■ Do this
Please repeat all of the listing exactly.

■ Recorded data
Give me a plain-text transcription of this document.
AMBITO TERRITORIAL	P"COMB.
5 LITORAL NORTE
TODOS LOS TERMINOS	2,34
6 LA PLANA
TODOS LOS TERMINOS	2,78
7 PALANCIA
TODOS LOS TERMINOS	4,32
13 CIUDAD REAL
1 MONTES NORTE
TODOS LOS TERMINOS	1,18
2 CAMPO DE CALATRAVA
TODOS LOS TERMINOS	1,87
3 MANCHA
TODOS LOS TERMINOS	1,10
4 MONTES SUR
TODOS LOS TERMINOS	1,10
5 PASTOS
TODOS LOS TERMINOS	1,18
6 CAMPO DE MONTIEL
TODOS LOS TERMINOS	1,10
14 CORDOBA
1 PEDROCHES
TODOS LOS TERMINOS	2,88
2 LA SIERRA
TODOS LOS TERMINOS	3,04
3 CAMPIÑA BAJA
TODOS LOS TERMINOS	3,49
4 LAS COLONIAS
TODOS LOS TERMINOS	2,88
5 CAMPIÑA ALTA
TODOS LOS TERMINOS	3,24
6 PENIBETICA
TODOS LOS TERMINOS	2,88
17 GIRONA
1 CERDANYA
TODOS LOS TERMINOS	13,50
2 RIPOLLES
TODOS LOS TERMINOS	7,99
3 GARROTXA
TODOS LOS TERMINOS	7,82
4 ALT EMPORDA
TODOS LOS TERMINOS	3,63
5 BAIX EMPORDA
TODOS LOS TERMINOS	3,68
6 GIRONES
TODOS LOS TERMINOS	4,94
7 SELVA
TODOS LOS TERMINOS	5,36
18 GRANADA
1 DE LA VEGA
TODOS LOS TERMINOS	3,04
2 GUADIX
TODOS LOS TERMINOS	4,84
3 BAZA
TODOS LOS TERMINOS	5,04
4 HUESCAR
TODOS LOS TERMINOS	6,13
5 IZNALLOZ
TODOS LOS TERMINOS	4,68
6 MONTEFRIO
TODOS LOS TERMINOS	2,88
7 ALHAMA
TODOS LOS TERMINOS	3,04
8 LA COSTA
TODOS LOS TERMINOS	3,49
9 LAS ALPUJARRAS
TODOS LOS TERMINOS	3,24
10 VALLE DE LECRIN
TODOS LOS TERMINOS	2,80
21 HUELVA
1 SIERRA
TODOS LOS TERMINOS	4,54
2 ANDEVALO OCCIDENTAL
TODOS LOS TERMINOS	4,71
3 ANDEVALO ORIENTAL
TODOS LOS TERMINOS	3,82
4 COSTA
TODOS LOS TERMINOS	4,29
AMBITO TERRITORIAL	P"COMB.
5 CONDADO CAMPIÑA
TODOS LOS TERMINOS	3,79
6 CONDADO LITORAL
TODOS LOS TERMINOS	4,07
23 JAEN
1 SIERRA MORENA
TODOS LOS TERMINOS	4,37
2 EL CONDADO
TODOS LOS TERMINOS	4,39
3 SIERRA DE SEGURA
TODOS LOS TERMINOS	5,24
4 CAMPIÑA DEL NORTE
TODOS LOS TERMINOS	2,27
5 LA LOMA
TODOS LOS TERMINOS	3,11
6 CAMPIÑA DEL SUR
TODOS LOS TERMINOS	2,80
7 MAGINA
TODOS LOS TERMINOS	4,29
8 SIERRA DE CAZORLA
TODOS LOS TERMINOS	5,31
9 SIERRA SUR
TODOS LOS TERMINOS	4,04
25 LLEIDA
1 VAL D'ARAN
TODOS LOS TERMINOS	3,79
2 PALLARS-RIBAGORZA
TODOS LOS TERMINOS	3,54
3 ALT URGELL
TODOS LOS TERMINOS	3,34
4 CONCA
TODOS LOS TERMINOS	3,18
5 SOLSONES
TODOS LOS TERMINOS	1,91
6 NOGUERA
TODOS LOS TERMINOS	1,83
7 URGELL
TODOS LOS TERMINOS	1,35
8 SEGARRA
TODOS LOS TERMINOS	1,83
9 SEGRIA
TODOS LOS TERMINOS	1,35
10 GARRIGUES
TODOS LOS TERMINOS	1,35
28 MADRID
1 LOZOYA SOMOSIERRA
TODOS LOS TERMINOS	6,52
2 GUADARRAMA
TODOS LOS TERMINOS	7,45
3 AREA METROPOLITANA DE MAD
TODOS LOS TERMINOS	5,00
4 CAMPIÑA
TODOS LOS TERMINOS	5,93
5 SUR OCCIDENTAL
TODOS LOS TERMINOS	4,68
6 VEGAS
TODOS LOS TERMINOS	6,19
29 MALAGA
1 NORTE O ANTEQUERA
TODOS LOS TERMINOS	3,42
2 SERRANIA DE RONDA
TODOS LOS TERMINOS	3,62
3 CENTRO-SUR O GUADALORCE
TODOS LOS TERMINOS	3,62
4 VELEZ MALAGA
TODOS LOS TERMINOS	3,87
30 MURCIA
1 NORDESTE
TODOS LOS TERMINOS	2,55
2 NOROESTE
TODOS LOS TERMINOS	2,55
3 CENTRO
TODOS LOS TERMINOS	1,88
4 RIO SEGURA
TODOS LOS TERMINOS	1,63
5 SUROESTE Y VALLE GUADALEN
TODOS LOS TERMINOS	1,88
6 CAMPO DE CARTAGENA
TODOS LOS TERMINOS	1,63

■ Solution to this problem
Give me a plain-text transcription of this document.
AMBITO TERRITORIAL	P"COMB.
5 LITORAL NORTE
TODOS LOS TERMINOS	2,34
6 LA PLANA
TODOS LOS TERMINOS	2,78
7 PALANCIA
TODOS LOS TERMINOS	4,32
13 CIUDAD REAL
1 MONTES NORTE
TODOS LOS TERMINOS	1,18
2 CAMPO DE CALATRAVA
TODOS LOS TERMINOS	1,87
3 MANCHA
TODOS LOS TERMINOS	1,10
4 MONTES SUR
TODOS LOS TERMINOS	1,10
5 PASTOS
TODOS LOS TERMINOS	1,18
6 CAMPO DE MONTIEL
TODOS LOS TERMINOS	1,10
14 CORDOBA
1 PEDROCHES
TODOS LOS TERMINOS	2,88
2 LA SIERRA
TODOS LOS TERMINOS	3,04
3 CAMPIÑA BAJA
TODOS LOS TERMINOS	3,49
4 LAS COLONIAS
TODOS LOS TERMINOS	2,88
5 CAMPIÑA ALTA
TODOS LOS TERMINOS	3,24
6 PENIBETICA
TODOS LOS TERMINOS	2,88
17 GIRONA
1 CERDANYA
TODOS LOS TERMINOS	13,50
2 RIPOLLES
TODOS LOS TERMINOS	7,99
3 GARROTXA
TODOS LOS TERMINOS	7,82
4 ALT EMPORDA
TODOS LOS TERMINOS	3,63
5 BAIX EMPORDA
TODOS LOS TERMINOS	3,68
6 GIRONES
TODOS LOS TERMINOS	4,94
7 SELVA
TODOS LOS TERMINOS	5,36
18 GRANADA
1 DE LA VEGA
TODOS LOS TERMINOS	3,04
2 GUADIX
TODOS LOS TERMINOS	4,84
3 BAZA
TODOS LOS TERMINOS	5,04
4 HUESCAR
TODOS LOS TERMINOS	6,13
5 IZNALLOZ
TODOS LOS TERMINOS	4,68
6 MONTEFRIO
TODOS LOS TERMINOS	2,88
7 ALHAMA
TODOS LOS TERMINOS	3,04
8 LA COSTA
TODOS LOS TERMINOS	3,49
9 LAS ALPUJARRAS
TODOS LOS TERMINOS	3,24
10 VALLE DE LECRIN
TODOS LOS TERMINOS	2,80
21 HUELVA
1 SIERRA
TODOS LOS TERMINOS	4,54
2 ANDEVALO OCCIDENTAL
TODOS LOS TERMINOS	4,71
3 ANDEVALO ORIENTAL
TODOS LOS TERMINOS	3,82
4 COSTA
TODOS LOS TERMINOS	4,29
AMBITO TERRITORIAL	P"COMB.
5 CONDADO CAMPIÑA
TODOS LOS TERMINOS	3,79
6 CONDADO LITORAL
TODOS LOS TERMINOS	4,07
23 JAEN
1 SIERRA MORENA
TODOS LOS TERMINOS	4,37
2 EL CONDADO
TODOS LOS TERMINOS	4,39
3 SIERRA DE SEGURA
TODOS LOS TERMINOS	5,24
4 CAMPIÑA DEL NORTE
TODOS LOS TERMINOS	2,27
5 LA LOMA
TODOS LOS TERMINOS	3,11
6 CAMPIÑA DEL SUR
TODOS LOS TERMINOS	2,80
7 MAGINA
TODOS LOS TERMINOS	4,29
8 SIERRA DE CAZORLA
TODOS LOS TERMINOS	5,31
9 SIERRA SUR
TODOS LOS TERMINOS	4,04
25 LLEIDA
1 VAL D'ARAN
TODOS LOS TERMINOS	3,79
2 PALLARS-RIBAGORZA
TODOS LOS TERMINOS	3,54
3 ALT URGELL
TODOS LOS TERMINOS	3,34
4 CONCA
TODOS LOS TERMINOS	3,18
5 SOLSONES
TODOS LOS TERMINOS	1,91
6 NOGUERA
TODOS LOS TERMINOS	1,83
7 URGELL
TODOS LOS TERMINOS	1,35
8 SEGARRA
TODOS LOS TERMINOS	1,83
9 SEGRIA
TODOS LOS TERMINOS	1,35
10 GARRIGUES
TODOS LOS TERMINOS	1,35
28 MADRID
1 LOZOYA SOMOSIERRA
TODOS LOS TERMINOS	6,52
2 GUADARRAMA
TODOS LOS TERMINOS	7,45
3 AREA METROPOLITANA DE MAD
TODOS LOS TERMINOS	5,00
4 CAMPIÑA
TODOS LOS TERMINOS	5,93
5 SUR OCCIDENTAL
TODOS LOS TERMINOS	4,68
6 VEGAS
TODOS LOS TERMINOS	6,19
29 MALAGA
1 NORTE O ANTEQUERA
TODOS LOS TERMINOS	3,42
2 SERRANIA DE RONDA
TODOS LOS TERMINOS	3,62
3 CENTRO-SUR O GUADALORCE
TODOS LOS TERMINOS	3,62
4 VELEZ MALAGA
TODOS LOS TERMINOS	3,87
30 MURCIA
1 NORDESTE
TODOS LOS TERMINOS	2,55
2 NOROESTE
TODOS LOS TERMINOS	2,55
3 CENTRO
TODOS LOS TERMINOS	1,88
4 RIO SEGURA
TODOS LOS TERMINOS	1,63
5 SUROESTE Y VALLE GUADALEN
TODOS LOS TERMINOS	1,88
6 CAMPO DE CARTAGENA
TODOS LOS TERMINOS	1,63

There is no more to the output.